> [What the exercise asks]: Copy out all lines that hold "制定出台了".

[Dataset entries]

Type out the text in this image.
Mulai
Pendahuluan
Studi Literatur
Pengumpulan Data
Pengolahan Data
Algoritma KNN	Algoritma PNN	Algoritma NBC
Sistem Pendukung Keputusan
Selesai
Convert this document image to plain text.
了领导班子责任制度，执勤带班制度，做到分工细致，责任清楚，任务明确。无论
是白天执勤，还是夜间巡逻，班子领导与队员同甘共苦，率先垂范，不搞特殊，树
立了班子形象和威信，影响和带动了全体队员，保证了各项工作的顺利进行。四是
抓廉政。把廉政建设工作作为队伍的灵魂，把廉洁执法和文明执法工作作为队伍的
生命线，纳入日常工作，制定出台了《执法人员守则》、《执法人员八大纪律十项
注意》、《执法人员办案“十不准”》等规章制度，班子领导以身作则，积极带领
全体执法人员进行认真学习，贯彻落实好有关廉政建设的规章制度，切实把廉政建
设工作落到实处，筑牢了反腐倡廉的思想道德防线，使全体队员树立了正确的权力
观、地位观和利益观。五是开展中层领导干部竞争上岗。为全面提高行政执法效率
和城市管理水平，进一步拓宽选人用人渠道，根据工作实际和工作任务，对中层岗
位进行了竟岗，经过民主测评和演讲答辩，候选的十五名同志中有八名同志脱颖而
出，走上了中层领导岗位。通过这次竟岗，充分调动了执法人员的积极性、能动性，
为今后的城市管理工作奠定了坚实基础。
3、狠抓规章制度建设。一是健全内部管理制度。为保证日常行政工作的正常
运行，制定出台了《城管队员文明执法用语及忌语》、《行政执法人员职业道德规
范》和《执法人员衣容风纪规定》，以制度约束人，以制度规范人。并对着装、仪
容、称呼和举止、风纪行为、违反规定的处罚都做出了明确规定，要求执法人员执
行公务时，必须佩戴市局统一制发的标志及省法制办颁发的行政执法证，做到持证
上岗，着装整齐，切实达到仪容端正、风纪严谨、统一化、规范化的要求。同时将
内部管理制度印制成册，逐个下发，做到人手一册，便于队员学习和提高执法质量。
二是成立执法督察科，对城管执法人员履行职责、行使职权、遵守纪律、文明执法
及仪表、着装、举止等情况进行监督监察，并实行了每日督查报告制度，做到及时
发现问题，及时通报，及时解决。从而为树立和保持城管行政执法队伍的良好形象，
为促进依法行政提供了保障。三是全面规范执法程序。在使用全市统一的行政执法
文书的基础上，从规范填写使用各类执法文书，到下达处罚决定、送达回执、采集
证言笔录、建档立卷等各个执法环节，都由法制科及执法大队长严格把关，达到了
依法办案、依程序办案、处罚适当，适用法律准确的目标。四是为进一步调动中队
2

> [Answer for this exercise]:
生命线，纳入日常工作，制定出台了《执法人员守则》、《执法人员八大纪律十项
运行，制定出台了《城管队员文明执法用语及忌语》、《行政执法人员职业道德规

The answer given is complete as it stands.